** START OF INFORMATION SUPPLIED **

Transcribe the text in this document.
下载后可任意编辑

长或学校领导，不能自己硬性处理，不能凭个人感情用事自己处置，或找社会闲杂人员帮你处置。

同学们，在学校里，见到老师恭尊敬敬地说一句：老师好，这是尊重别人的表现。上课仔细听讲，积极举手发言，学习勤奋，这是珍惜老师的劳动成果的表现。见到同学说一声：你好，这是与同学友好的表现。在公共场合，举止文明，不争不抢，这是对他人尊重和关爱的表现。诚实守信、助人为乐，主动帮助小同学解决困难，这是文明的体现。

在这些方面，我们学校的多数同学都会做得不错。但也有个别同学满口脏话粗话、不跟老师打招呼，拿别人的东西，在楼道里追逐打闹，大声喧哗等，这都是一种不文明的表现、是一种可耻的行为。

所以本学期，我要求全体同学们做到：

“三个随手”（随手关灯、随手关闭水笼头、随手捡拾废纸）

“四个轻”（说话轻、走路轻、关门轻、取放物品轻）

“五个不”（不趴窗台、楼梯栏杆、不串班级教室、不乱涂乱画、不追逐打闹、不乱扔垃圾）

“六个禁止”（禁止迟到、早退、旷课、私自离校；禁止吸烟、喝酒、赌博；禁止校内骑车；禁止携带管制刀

** END OF INFORMATION SUPPLIED **

§ AIM
Write the complete data out, exactly as above.

§ OUTPUT OF THE TASK
Transcribe the text in this document.
下载后可任意编辑

长或学校领导，不能自己硬性处理，不能凭个人感情用事自己处置，或找社会闲杂人员帮你处置。

同学们，在学校里，见到老师恭尊敬敬地说一句：老师好，这是尊重别人的表现。上课仔细听讲，积极举手发言，学习勤奋，这是珍惜老师的劳动成果的表现。见到同学说一声：你好，这是与同学友好的表现。在公共场合，举止文明，不争不抢，这是对他人尊重和关爱的表现。诚实守信、助人为乐，主动帮助小同学解决困难，这是文明的体现。

在这些方面，我们学校的多数同学都会做得不错。但也有个别同学满口脏话粗话、不跟老师打招呼，拿别人的东西，在楼道里追逐打闹，大声喧哗等，这都是一种不文明的表现、是一种可耻的行为。

所以本学期，我要求全体同学们做到：

“三个随手”（随手关灯、随手关闭水笼头、随手捡拾废纸）

“四个轻”（说话轻、走路轻、关门轻、取放物品轻）

“五个不”（不趴窗台、楼梯栏杆、不串班级教室、不乱涂乱画、不追逐打闹、不乱扔垃圾）

“六个禁止”（禁止迟到、早退、旷课、私自离校；禁止吸烟、喝酒、赌博；禁止校内骑车；禁止携带管制刀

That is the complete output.